## PROBLEM REQUIREMENTS
Copy out each line of the material in which the word "Output" appears.
───── MATERIAL TO PROCESS
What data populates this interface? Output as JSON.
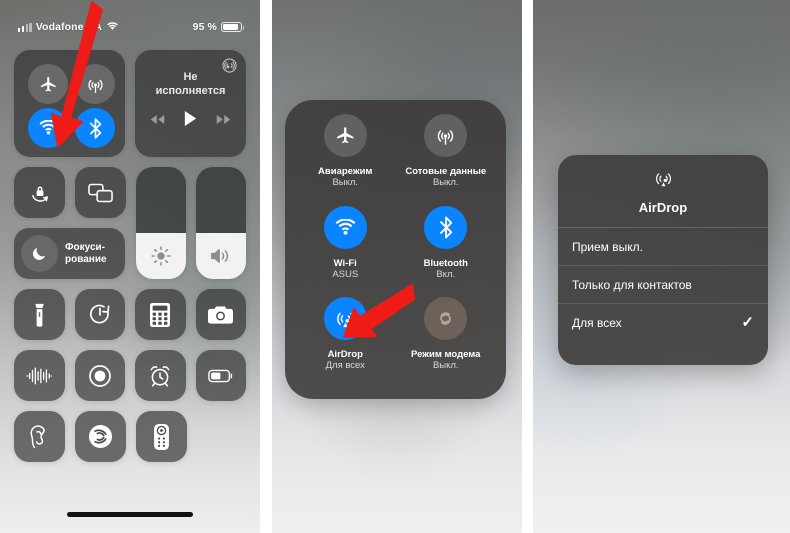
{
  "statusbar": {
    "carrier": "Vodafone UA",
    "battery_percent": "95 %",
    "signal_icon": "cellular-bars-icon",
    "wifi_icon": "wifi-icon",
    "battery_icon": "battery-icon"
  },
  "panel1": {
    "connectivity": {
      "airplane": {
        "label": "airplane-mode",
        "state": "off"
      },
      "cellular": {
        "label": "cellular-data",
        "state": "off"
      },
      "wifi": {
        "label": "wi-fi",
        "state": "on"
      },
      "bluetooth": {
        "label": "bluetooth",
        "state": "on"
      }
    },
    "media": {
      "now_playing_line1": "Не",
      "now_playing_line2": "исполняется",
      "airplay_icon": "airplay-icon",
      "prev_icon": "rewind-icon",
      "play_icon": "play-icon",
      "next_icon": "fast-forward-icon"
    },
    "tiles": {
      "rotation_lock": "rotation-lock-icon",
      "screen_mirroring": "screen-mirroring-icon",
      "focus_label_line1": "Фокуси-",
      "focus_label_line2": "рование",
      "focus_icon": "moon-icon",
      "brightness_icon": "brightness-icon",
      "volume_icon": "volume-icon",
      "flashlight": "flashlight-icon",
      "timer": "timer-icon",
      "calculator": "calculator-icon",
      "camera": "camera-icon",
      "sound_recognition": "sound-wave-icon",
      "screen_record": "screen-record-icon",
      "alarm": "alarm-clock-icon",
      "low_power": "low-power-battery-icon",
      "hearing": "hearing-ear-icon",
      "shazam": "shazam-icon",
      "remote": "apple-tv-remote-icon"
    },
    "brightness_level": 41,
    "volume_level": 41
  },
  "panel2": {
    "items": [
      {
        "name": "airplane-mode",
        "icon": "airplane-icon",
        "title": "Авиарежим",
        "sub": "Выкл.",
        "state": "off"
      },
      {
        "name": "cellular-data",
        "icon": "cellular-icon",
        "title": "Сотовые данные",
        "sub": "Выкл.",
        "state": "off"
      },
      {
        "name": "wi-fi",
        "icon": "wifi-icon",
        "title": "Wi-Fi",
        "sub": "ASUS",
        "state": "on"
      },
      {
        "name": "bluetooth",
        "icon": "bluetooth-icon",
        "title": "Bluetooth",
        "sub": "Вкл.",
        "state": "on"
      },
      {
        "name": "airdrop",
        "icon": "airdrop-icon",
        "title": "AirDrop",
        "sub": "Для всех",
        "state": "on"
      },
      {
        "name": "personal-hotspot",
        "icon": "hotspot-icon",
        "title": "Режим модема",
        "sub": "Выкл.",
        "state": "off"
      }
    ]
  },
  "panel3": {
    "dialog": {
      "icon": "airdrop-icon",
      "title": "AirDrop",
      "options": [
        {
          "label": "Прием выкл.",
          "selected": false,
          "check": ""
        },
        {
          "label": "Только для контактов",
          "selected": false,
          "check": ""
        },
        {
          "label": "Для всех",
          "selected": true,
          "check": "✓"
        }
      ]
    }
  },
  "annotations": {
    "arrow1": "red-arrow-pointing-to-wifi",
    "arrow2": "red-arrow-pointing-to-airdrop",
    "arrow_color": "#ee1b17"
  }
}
──────────
───── MATERIAL TO PROCESS
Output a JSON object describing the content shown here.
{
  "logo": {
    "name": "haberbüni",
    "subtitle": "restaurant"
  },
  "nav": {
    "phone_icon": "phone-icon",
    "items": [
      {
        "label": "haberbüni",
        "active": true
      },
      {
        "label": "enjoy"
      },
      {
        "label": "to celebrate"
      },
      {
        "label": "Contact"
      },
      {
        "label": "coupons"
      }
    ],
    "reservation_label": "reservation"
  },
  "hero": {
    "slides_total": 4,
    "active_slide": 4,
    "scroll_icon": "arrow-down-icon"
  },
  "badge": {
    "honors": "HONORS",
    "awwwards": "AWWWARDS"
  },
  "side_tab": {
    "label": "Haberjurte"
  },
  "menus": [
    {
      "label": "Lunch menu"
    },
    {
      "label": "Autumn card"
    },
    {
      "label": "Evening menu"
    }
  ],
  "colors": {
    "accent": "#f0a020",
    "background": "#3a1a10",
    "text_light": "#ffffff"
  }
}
──────────
───── MATERIAL TO PROCESS
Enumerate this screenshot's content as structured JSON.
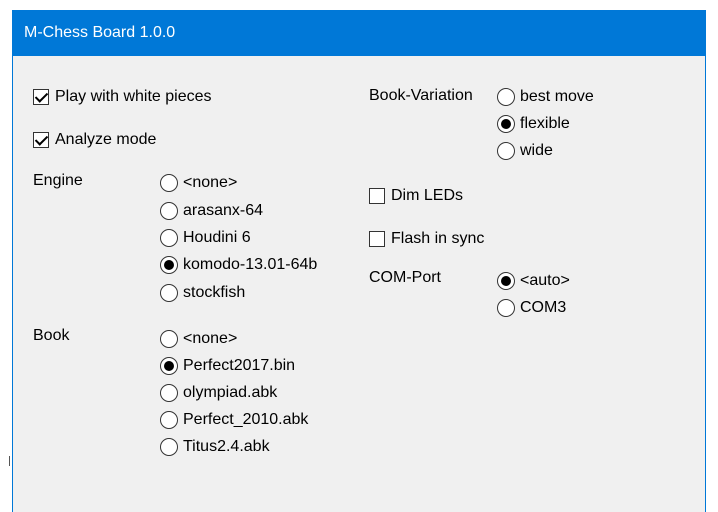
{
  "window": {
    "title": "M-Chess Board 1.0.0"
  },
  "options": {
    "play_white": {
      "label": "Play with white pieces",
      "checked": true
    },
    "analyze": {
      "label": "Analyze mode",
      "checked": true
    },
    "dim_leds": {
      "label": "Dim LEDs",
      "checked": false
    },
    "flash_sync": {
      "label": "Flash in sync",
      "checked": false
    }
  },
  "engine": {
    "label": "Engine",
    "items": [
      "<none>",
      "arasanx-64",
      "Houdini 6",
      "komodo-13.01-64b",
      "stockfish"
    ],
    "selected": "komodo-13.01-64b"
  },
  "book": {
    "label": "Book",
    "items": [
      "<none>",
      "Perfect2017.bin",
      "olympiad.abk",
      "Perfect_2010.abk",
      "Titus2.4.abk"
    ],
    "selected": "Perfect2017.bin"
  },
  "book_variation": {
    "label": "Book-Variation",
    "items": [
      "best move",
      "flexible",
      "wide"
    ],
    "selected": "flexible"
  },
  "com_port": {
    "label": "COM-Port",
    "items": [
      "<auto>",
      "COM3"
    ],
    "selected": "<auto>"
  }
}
──────────
## EXERCISE ANSWER
What data populates this interface? Output as JSON.
Output a JSON object describing the content shown here.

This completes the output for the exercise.